[mvapich-discuss] MPI_Reduce(MPI_SUM) order

John Donners john.donners at surfsara.nl
Mon Dec 7 04:42:30 EST 2015


Hi Rutger,

I noticed that printing floats could give varying results (in the last 
decimal) with
the same data, probably depending on the alignment of the (internal) 
variable
that is printed. Have you checked that it is really the data and not the 
output
that is different? A solution would be to print the hexadecimal 
representation of your data.

With regards,
John

On 07-12-15 10:30, Rutger Hofman wrote:
> Update: when run on 3 machines, iteration 2340 (counting starts at 0) 
> gives a different result. On 4 machines, iteration 16 gives a 
> different result, the same as 5 machines. On 2 machines, I ran 1000000 
> iterations without error.

* * * * * * * * *

--- Direction ---
In the mailing-list message about MPI_Reduce, what solution does John suggest? None of the data is needed for this.

--- Supplied data ---
* * * * * * * * *

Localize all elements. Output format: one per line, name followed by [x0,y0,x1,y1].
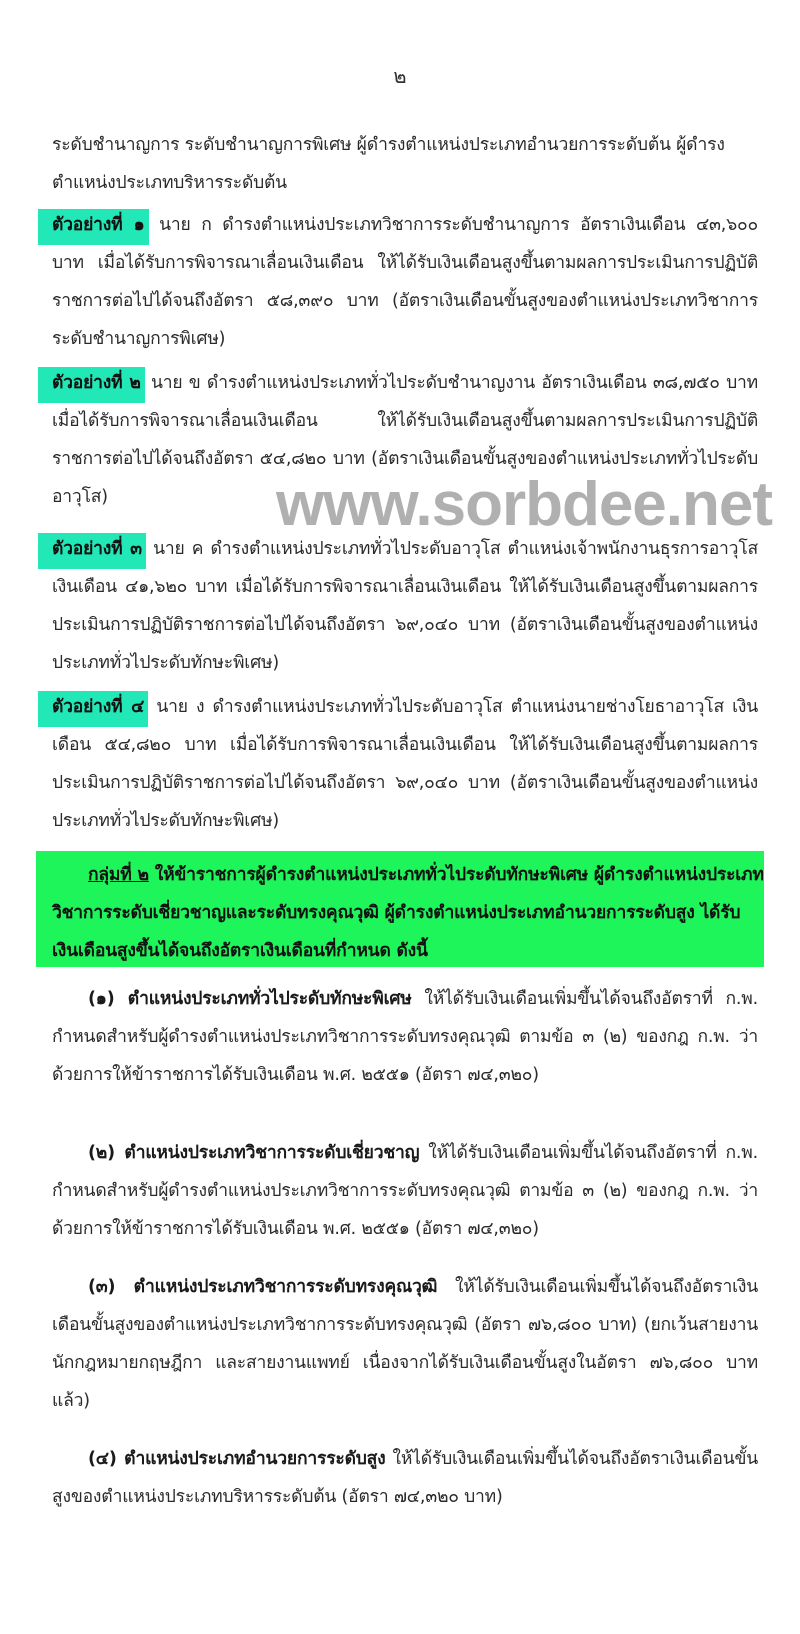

* * * * * * * * *

--- Reply ---
He suggests printing the hexadecimal representation of the data.